**SELECTED EXCERPT**

UltraTech Cement is set to present its earnings report for the first fiscal quarter of FY25 on July 19. Sequentially, India's largest grey cement, ready mix concrete and white cement manufacturer is expected to deliver a subpar performance in Q1FY25 despite a rise in volumes, primarily due to weak prices, and a decline in average realisations that will impact earnings.
According to a Moneycontrol poll, UltraTech Cement's net profit is expected to slump 30 percent QoQ to Rs 1,733 crore. Revenue is also seen falling 13 percent sequentially to Rs 17,962 crore.
On a year-on-year basis, however, net profit and revenue are seen rising 2.5 percent, and 1.3 percent, respectively.

The most optimistic estimate sees Ultratech Cement's net profit rising 19 percent on-year, respectively. But the most pessimistic projection suggests that net profit might sink eight percent YoY.
What factors are driving the earnings?
Demand Slowdown: The slowdown in construction activities during the general elections in April and May adversely impacted cement sales in these months. Scorching heat, labour shortages, and unseasonal rain in some regions further dented demand during Q1FY25.

**WORK ITEM A**
In the UltraTech Cement earnings preview, on what date is the company set to present its Q1FY25 earnings report?
**WORK ITEM B**
Reproduce word for word the part of the UltraTech Cement earnings preview that opens with the words containing "On a year-on-year" and closes with "driving the earnings?".
**WORK ITEM C**
Carry the UltraTech Cement earnings preview forward, picking up after its final sentence.

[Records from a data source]
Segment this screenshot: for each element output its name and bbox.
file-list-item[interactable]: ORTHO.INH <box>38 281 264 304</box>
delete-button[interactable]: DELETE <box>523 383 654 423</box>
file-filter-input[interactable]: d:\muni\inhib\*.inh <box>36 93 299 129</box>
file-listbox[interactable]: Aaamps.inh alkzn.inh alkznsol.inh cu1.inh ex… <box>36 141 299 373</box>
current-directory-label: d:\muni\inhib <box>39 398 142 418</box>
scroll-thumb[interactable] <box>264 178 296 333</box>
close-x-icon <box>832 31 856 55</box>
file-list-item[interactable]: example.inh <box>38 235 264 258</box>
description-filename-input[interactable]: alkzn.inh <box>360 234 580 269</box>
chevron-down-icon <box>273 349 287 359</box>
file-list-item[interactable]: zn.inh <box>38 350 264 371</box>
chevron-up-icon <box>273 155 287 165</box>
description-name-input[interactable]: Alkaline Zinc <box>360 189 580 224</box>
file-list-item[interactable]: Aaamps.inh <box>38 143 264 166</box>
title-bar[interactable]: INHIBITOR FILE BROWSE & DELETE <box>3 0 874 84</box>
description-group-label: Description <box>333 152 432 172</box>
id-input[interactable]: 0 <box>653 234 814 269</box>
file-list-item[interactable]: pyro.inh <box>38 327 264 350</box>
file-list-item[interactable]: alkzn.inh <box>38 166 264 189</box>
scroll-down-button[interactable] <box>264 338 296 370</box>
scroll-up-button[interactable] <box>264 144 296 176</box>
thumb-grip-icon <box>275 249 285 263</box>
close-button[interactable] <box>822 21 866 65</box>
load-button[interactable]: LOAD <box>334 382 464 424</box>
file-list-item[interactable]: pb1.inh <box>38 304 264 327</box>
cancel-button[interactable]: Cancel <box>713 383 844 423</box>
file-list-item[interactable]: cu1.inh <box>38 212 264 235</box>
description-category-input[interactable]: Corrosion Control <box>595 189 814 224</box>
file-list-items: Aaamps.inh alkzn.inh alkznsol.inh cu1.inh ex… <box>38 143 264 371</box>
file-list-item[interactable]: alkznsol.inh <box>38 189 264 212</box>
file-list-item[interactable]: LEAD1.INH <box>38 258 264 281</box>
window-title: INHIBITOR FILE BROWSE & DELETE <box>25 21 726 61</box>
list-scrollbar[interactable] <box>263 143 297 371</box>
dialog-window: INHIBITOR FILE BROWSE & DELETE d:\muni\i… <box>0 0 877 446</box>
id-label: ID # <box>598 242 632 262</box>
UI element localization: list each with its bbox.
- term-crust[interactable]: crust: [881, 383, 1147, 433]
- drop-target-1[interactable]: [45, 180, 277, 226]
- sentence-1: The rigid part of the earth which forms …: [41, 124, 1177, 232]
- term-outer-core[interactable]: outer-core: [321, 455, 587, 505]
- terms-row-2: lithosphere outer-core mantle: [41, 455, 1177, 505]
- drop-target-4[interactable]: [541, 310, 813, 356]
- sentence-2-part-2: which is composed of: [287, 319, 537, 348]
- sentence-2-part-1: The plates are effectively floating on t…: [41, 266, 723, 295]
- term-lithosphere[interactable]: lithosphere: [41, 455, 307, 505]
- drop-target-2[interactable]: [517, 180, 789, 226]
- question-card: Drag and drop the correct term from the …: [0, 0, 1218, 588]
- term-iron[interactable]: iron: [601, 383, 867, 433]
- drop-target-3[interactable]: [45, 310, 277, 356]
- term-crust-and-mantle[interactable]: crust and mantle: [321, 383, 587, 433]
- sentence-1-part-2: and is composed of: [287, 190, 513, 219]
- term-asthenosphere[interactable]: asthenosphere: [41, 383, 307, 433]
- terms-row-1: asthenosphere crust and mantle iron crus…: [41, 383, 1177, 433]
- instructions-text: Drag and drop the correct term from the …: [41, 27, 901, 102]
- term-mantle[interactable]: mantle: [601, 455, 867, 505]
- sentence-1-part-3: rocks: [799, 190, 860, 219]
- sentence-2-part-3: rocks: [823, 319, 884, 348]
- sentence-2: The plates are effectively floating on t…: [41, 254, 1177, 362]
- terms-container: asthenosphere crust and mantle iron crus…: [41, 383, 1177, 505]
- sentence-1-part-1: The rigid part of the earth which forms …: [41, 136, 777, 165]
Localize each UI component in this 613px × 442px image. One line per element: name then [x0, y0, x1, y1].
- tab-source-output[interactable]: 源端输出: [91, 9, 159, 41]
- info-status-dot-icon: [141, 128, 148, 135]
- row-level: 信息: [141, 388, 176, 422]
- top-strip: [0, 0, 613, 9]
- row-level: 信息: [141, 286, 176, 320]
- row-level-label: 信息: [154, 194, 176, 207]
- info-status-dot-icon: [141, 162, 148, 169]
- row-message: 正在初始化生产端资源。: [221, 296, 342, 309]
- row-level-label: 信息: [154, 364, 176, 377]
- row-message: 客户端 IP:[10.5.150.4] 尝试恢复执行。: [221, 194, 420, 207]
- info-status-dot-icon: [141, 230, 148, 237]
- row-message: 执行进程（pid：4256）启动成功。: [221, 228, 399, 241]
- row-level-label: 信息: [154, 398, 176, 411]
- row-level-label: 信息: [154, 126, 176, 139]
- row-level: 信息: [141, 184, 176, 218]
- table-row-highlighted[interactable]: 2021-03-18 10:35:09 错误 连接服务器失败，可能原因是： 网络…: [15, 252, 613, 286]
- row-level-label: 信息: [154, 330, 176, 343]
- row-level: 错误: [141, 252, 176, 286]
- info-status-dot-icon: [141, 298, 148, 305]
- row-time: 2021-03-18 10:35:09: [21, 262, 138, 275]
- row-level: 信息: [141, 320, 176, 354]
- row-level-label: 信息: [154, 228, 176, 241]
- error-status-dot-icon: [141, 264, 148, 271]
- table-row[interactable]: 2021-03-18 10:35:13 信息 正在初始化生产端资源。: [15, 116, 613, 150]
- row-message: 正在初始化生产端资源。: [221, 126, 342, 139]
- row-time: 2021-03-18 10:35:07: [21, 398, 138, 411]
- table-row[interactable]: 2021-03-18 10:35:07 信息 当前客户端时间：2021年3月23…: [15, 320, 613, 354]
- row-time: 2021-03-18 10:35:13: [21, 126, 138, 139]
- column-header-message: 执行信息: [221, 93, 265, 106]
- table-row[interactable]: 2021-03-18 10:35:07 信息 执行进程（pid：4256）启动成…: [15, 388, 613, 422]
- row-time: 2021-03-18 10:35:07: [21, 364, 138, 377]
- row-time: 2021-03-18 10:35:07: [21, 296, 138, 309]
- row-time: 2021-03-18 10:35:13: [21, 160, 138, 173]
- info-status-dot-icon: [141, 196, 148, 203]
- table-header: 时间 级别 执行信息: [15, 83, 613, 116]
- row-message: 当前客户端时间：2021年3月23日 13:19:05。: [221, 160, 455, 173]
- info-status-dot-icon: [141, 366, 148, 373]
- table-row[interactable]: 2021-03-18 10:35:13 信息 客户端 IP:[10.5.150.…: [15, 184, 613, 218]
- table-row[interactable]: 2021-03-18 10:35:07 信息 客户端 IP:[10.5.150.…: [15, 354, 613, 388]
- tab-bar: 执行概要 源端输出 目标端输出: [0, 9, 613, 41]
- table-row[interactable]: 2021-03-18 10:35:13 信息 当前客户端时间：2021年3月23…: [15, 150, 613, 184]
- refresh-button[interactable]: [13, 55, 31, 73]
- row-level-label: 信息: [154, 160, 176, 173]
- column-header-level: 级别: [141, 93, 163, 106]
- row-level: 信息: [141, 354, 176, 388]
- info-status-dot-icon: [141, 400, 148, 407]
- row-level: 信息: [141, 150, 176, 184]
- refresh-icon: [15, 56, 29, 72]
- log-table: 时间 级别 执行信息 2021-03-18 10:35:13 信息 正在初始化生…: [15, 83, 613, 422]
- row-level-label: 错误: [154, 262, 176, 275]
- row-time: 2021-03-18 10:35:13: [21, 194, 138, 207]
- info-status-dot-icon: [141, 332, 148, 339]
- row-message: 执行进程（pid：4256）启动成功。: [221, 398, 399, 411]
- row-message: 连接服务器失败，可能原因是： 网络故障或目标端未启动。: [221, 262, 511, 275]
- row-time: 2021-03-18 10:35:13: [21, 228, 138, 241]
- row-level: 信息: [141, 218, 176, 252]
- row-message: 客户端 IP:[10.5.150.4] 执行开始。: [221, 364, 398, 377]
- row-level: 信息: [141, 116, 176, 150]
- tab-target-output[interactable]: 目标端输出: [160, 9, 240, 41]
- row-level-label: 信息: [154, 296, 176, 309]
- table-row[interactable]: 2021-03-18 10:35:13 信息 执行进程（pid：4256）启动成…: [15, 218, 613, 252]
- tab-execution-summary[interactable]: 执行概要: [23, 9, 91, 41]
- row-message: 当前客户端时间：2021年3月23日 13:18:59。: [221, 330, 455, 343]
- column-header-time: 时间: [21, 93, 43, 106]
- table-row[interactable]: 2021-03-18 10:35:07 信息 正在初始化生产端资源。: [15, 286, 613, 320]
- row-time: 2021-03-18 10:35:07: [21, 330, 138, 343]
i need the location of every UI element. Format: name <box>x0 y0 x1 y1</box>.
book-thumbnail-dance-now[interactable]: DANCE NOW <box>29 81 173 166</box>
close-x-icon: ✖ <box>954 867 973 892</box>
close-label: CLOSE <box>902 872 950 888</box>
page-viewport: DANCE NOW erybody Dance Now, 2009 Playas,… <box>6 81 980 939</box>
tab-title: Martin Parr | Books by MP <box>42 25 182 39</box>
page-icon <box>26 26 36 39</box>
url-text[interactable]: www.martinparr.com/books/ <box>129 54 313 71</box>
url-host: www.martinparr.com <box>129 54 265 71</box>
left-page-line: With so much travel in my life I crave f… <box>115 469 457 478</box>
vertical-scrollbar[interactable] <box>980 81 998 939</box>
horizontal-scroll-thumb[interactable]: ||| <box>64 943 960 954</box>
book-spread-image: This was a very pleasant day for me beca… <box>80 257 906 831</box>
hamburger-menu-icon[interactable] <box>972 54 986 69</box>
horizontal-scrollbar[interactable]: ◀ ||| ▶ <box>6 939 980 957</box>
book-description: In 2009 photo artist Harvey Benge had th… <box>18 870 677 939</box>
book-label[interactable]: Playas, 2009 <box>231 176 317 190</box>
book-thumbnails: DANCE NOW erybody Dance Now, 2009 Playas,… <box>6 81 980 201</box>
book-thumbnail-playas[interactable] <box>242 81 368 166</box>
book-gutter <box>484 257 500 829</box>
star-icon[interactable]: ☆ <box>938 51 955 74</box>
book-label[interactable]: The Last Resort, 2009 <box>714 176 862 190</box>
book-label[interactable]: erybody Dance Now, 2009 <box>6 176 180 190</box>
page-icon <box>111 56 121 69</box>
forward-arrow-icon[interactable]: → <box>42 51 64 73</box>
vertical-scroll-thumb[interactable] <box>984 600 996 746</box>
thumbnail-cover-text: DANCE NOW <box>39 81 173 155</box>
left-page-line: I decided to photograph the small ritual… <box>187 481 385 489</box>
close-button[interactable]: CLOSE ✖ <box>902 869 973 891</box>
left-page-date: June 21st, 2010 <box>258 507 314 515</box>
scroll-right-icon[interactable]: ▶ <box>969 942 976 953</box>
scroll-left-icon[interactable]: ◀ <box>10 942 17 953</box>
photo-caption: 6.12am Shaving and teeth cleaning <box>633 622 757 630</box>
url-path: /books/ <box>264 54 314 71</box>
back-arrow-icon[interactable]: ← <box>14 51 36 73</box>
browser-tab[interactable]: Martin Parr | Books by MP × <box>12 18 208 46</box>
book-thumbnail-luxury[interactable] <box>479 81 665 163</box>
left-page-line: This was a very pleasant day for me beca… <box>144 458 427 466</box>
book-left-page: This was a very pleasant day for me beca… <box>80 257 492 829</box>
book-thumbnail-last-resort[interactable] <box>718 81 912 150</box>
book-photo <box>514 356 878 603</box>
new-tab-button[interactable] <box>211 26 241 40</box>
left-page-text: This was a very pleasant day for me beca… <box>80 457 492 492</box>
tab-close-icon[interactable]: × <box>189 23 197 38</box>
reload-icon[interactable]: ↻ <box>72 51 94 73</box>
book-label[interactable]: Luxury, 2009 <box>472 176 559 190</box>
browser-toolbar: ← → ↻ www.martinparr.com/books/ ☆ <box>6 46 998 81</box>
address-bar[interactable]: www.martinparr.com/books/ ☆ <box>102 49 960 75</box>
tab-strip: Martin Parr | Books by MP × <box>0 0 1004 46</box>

**TASK ANSWER A**
July 19

**TASK ANSWER B**
On a year-on-year basis, however, net profit and revenue are seen rising 2.5 percent, and 1.3 percent, respectively.

The most optimistic estimate sees Ultratech Cement's net profit rising 19 percent on-year, respectively. But the most pessimistic projection suggests that net profit might sink eight percent YoY.
What factors are driving the earnings?

**TASK ANSWER C**
Muted prices: Cement prices entered Q1F25 with a steep hike announcement in some regions, but with lower-than-historical average demand and a sudden ramp-up of M&As among large players, sustaining any price hike became impossible. Hikes implemented in April were reversed during May and June due to soft demand and stiff competition.
Decline in realisations: According to analysts at Motilal Oswal, blended realization is likely to decline around three percent YoY. Price realisation in cement refers to the average revenue a company earns per unit sold. It helps gauge the average income per ton, with higher realisation indicating better profitability per unit.
High Costs: The cement maker's depreciation/interest expenses are estimated to increase up to eight percent on-year likely causing a negative operating leverage, which occurs when a company's fixed costs are high, causing profits to decline disproportionately as sales decrease.
Combined with lower price realisations, this can significantly hamper net earnings.
According to analysts at BOBCAPS, UltraTech Cement's growth stayed at a higher single digit after a very strong Q4FY24 as the company focuses on retaining prices at relatively better levels than its peers.
"Volume growth of around 8.5 percent is despite strong competition from the peer set. Operating efficiencies likely to move margins into positive territory," it said.
What to look out for in the quarterly show?
Analysts will be keeping a close eye on management commentary on the demand scenario amidst a seasonally weak quarter, price sustainability amidst intensifying competition, and consolidation in the sector.
Disclaimer: The views and investment tips expressed by investment experts on Moneycontrol.com are their own and not those of the website or its management. Moneycontrol.com advises users to check with certified experts before taking any investment decisions.